● Provided records:

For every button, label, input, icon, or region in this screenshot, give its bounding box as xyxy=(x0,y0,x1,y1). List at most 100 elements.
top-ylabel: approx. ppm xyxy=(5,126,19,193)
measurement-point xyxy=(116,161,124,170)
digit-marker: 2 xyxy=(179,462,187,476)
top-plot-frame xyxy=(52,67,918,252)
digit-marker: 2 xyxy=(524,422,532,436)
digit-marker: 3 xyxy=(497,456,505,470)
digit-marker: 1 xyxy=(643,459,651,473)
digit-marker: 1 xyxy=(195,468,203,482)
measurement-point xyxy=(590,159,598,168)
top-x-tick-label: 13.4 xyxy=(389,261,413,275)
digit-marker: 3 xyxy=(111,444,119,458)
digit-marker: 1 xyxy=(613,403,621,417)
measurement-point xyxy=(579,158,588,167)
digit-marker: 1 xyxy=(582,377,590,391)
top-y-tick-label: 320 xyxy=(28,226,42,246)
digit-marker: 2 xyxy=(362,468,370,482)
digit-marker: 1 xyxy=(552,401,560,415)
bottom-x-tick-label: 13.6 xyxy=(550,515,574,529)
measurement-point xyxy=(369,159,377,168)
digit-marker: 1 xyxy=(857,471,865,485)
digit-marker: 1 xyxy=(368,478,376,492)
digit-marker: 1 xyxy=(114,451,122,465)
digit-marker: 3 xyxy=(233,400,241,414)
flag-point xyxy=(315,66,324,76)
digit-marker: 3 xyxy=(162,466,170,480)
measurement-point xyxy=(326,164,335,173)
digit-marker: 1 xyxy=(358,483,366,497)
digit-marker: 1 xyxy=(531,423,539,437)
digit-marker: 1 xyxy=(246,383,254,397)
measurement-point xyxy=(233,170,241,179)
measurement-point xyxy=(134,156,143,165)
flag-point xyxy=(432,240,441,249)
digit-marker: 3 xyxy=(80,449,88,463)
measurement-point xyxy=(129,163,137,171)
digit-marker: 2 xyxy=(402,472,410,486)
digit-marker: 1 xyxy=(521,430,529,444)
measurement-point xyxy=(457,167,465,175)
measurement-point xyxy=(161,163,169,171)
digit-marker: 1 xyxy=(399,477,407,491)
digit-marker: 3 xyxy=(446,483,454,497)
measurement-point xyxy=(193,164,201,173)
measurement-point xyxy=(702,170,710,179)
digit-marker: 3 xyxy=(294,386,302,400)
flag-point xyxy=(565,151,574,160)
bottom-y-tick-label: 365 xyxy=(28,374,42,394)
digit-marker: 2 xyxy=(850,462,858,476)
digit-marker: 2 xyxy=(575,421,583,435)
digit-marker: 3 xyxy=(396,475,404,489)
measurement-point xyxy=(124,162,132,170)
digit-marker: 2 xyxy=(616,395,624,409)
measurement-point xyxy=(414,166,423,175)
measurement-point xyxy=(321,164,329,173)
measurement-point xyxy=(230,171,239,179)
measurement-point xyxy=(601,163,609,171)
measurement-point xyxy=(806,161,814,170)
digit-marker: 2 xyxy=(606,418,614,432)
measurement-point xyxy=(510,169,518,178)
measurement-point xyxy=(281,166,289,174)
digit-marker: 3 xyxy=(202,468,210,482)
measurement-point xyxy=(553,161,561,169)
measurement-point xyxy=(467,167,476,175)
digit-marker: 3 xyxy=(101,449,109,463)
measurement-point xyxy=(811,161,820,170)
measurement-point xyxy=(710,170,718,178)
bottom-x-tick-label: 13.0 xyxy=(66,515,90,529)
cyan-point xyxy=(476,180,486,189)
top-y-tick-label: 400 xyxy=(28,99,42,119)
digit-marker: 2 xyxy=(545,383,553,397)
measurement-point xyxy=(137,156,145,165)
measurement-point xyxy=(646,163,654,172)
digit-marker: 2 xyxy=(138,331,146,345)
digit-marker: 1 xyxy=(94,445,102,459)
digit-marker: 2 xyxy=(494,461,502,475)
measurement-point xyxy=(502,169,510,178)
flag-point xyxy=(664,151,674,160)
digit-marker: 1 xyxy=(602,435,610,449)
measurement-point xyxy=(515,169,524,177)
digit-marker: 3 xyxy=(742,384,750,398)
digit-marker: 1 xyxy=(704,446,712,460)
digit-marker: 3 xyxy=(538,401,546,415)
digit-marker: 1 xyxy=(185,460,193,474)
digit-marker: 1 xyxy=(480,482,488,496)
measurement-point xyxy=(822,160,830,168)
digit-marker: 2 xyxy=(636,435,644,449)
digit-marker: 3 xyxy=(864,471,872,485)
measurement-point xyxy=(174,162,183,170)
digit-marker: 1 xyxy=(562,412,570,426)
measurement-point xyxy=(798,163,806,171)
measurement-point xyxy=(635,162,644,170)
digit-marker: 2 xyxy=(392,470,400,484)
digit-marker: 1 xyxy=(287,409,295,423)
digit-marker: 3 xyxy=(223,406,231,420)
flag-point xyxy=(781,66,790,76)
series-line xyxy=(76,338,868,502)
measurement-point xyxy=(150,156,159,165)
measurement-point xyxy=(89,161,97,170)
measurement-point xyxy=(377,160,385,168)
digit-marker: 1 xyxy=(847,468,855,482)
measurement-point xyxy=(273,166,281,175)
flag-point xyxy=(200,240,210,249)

● The request: Convert the entries above into a Markdown table with two columns, Row and Text. Number each line in Row, put the line itself in Text, and leave out blank lines.

● Written answer:
| Row | Text |
|---|---|
| 1 | For every button, label, input, icon, or region in this screenshot, give its bounding box as xyxy=(x0,y0,x1,y1). List at most 100 elements. |
| 2 | top-ylabel: approx. ppm xyxy=(5,126,19,193) |
| 3 | measurement-point xyxy=(116,161,124,170) |
| 4 | digit-marker: 2 xyxy=(179,462,187,476) |
| 5 | top-plot-frame xyxy=(52,67,918,252) |
| 6 | digit-marker: 2 xyxy=(524,422,532,436) |
| 7 | digit-marker: 3 xyxy=(497,456,505,470) |
| 8 | digit-marker: 1 xyxy=(643,459,651,473) |
| 9 | digit-marker: 1 xyxy=(195,468,203,482) |
| 10 | measurement-point xyxy=(590,159,598,168) |
| 11 | top-x-tick-label: 13.4 xyxy=(389,261,413,275) |
| 12 | digit-marker: 3 xyxy=(111,444,119,458) |
| 13 | digit-marker: 1 xyxy=(613,403,621,417) |
| 14 | measurement-point xyxy=(579,158,588,167) |
| 15 | digit-marker: 1 xyxy=(582,377,590,391) |
| 16 | top-y-tick-label: 320 xyxy=(28,226,42,246) |
| 17 | digit-marker: 2 xyxy=(362,468,370,482) |
| 18 | digit-marker: 1 xyxy=(552,401,560,415) |
| 19 | bottom-x-tick-label: 13.6 xyxy=(550,515,574,529) |
| 20 | measurement-point xyxy=(369,159,377,168) |
| 21 | digit-marker: 1 xyxy=(857,471,865,485) |
| 22 | digit-marker: 1 xyxy=(368,478,376,492) |
| 23 | digit-marker: 1 xyxy=(114,451,122,465) |
| 24 | digit-marker: 3 xyxy=(233,400,241,414) |
| 25 | flag-point xyxy=(315,66,324,76) |
| 26 | digit-marker: 3 xyxy=(162,466,170,480) |
| 27 | measurement-point xyxy=(326,164,335,173) |
| 28 | digit-marker: 1 xyxy=(358,483,366,497) |
| 29 | digit-marker: 1 xyxy=(531,423,539,437) |
| 30 | digit-marker: 1 xyxy=(246,383,254,397) |
| 31 | measurement-point xyxy=(233,170,241,179) |
| 32 | measurement-point xyxy=(134,156,143,165) |
| 33 | flag-point xyxy=(432,240,441,249) |
| 34 | digit-marker: 3 xyxy=(80,449,88,463) |
| 35 | measurement-point xyxy=(129,163,137,171) |
| 36 | digit-marker: 2 xyxy=(402,472,410,486) |
| 37 | digit-marker: 1 xyxy=(521,430,529,444) |
| 38 | measurement-point xyxy=(457,167,465,175) |
| 39 | measurement-point xyxy=(161,163,169,171) |
| 40 | digit-marker: 1 xyxy=(399,477,407,491) |
| 41 | digit-marker: 3 xyxy=(446,483,454,497) |
| 42 | measurement-point xyxy=(193,164,201,173) |
| 43 | measurement-point xyxy=(702,170,710,179) |
| 44 | digit-marker: 3 xyxy=(294,386,302,400) |
| 45 | flag-point xyxy=(565,151,574,160) |
| 46 | bottom-y-tick-label: 365 xyxy=(28,374,42,394) |
| 47 | digit-marker: 2 xyxy=(850,462,858,476) |
| 48 | digit-marker: 2 xyxy=(575,421,583,435) |
| 49 | digit-marker: 3 xyxy=(396,475,404,489) |
| 50 | measurement-point xyxy=(124,162,132,170) |
| 51 | digit-marker: 2 xyxy=(616,395,624,409) |
| 52 | measurement-point xyxy=(414,166,423,175) |
| 53 | measurement-point xyxy=(321,164,329,173) |
| 54 | measurement-point xyxy=(230,171,239,179) |
| 55 | measurement-point xyxy=(601,163,609,171) |
| 56 | measurement-point xyxy=(806,161,814,170) |
| 57 | digit-marker: 2 xyxy=(606,418,614,432) |
| 58 | measurement-point xyxy=(510,169,518,178) |
| 59 | measurement-point xyxy=(281,166,289,174) |
| 60 | digit-marker: 3 xyxy=(202,468,210,482) |
| 61 | measurement-point xyxy=(553,161,561,169) |
| 62 | measurement-point xyxy=(467,167,476,175) |
| 63 | digit-marker: 3 xyxy=(101,449,109,463) |
| 64 | measurement-point xyxy=(811,161,820,170) |
| 65 | measurement-point xyxy=(710,170,718,178) |
| 66 | bottom-x-tick-label: 13.0 xyxy=(66,515,90,529) |
| 67 | cyan-point xyxy=(476,180,486,189) |
| 68 | top-y-tick-label: 400 xyxy=(28,99,42,119) |
| 69 | digit-marker: 2 xyxy=(545,383,553,397) |
| 70 | measurement-point xyxy=(137,156,145,165) |
| 71 | measurement-point xyxy=(646,163,654,172) |
| 72 | digit-marker: 2 xyxy=(138,331,146,345) |
| 73 | digit-marker: 1 xyxy=(94,445,102,459) |
| 74 | digit-marker: 2 xyxy=(494,461,502,475) |
| 75 | measurement-point xyxy=(502,169,510,178) |
| 76 | flag-point xyxy=(664,151,674,160) |
| 77 | digit-marker: 1 xyxy=(602,435,610,449) |
| 78 | measurement-point xyxy=(515,169,524,177) |
| 79 | digit-marker: 3 xyxy=(742,384,750,398) |
| 80 | digit-marker: 1 xyxy=(704,446,712,460) |
| 81 | digit-marker: 3 xyxy=(538,401,546,415) |
| 82 | digit-marker: 1 xyxy=(185,460,193,474) |
| 83 | digit-marker: 1 xyxy=(480,482,488,496) |
| 84 | measurement-point xyxy=(822,160,830,168) |
| 85 | digit-marker: 2 xyxy=(636,435,644,449) |
| 86 | digit-marker: 3 xyxy=(864,471,872,485) |
| 87 | measurement-point xyxy=(174,162,183,170) |
| 88 | digit-marker: 1 xyxy=(562,412,570,426) |
| 89 | measurement-point xyxy=(798,163,806,171) |
| 90 | measurement-point xyxy=(635,162,644,170) |
| 91 | digit-marker: 2 xyxy=(392,470,400,484) |
| 92 | digit-marker: 1 xyxy=(287,409,295,423) |
| 93 | digit-marker: 3 xyxy=(223,406,231,420) |
| 94 | flag-point xyxy=(781,66,790,76) |
| 95 | series-line xyxy=(76,338,868,502) |
| 96 | measurement-point xyxy=(150,156,159,165) |
| 97 | measurement-point xyxy=(89,161,97,170) |
| 98 | measurement-point xyxy=(377,160,385,168) |
| 99 | digit-marker: 1 xyxy=(847,468,855,482) |
| 100 | measurement-point xyxy=(273,166,281,175) |
| 101 | flag-point xyxy=(200,240,210,249) |